Reproduce all the material exactly, minus any pictures it holds.

Raw records ::

════

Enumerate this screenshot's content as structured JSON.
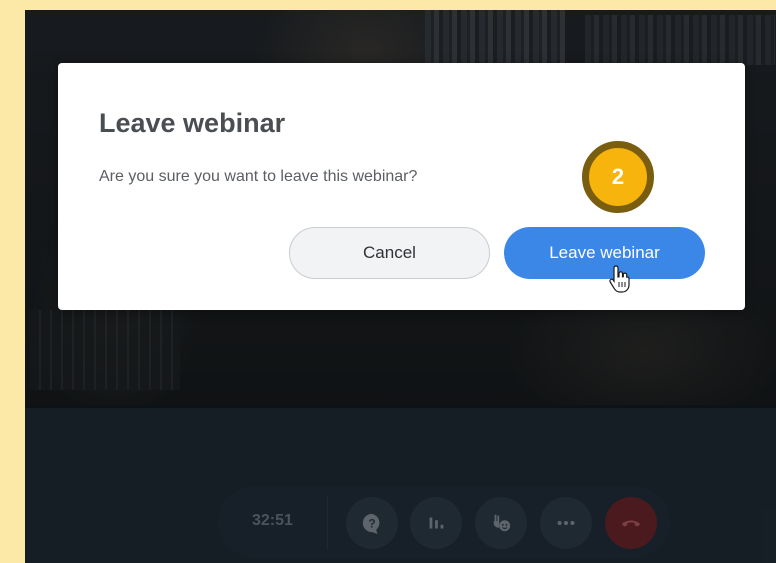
{
  "dialog": {
    "title": "Leave webinar",
    "message": "Are you sure you want to leave this webinar?",
    "cancel_label": "Cancel",
    "leave_label": "Leave webinar"
  },
  "annotation": {
    "step_number": "2"
  },
  "controls": {
    "timer": "32:51",
    "buttons": [
      {
        "icon": "question-icon"
      },
      {
        "icon": "poll-icon"
      },
      {
        "icon": "raise-hand-icon"
      },
      {
        "icon": "more-icon"
      },
      {
        "icon": "hang-up-icon"
      }
    ]
  },
  "colors": {
    "accent": "#3a87e8",
    "badge": "#f6b40c",
    "hangup": "#6e2125",
    "border_frame": "#fde9a7"
  }
}
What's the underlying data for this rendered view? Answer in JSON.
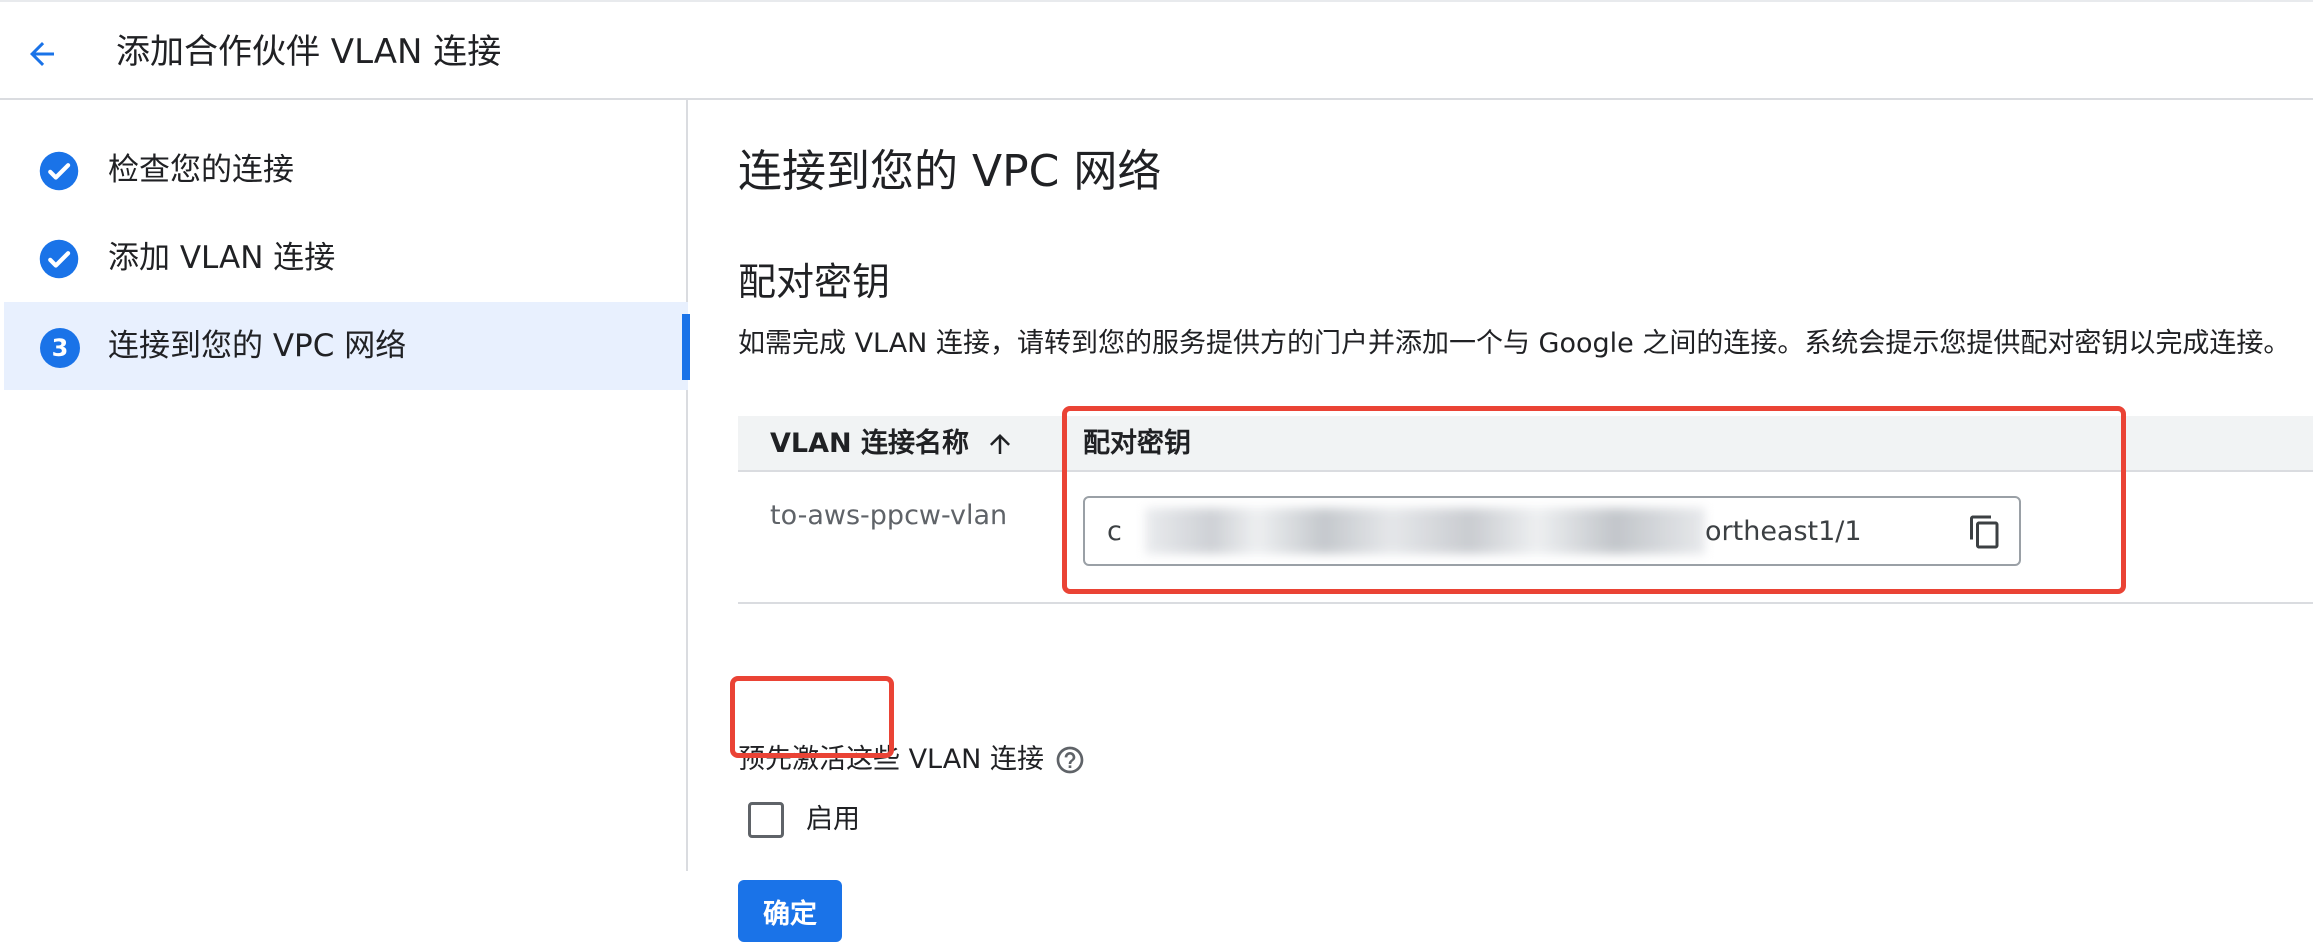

════

Solution for this task ::
Enumerate this screenshot's content as structured JSON.
{
  "dialog": {
    "title": "Leave webinar",
    "message": "Are you sure you want to leave this webinar?",
    "cancel_label": "Cancel",
    "leave_label": "Leave webinar"
  },
  "annotation": {
    "step_number": "2"
  },
  "controls": {
    "timer": "32:51",
    "buttons": [
      {
        "icon": "question-icon"
      },
      {
        "icon": "poll-icon"
      },
      {
        "icon": "raise-hand-icon"
      },
      {
        "icon": "more-icon"
      },
      {
        "icon": "hang-up-icon"
      }
    ]
  },
  "colors": {
    "accent": "#3a87e8",
    "badge": "#f6b40c",
    "hangup": "#6e2125",
    "border_frame": "#fde9a7"
  }
}
What's the underlying data for this rendered view? Answer in JSON.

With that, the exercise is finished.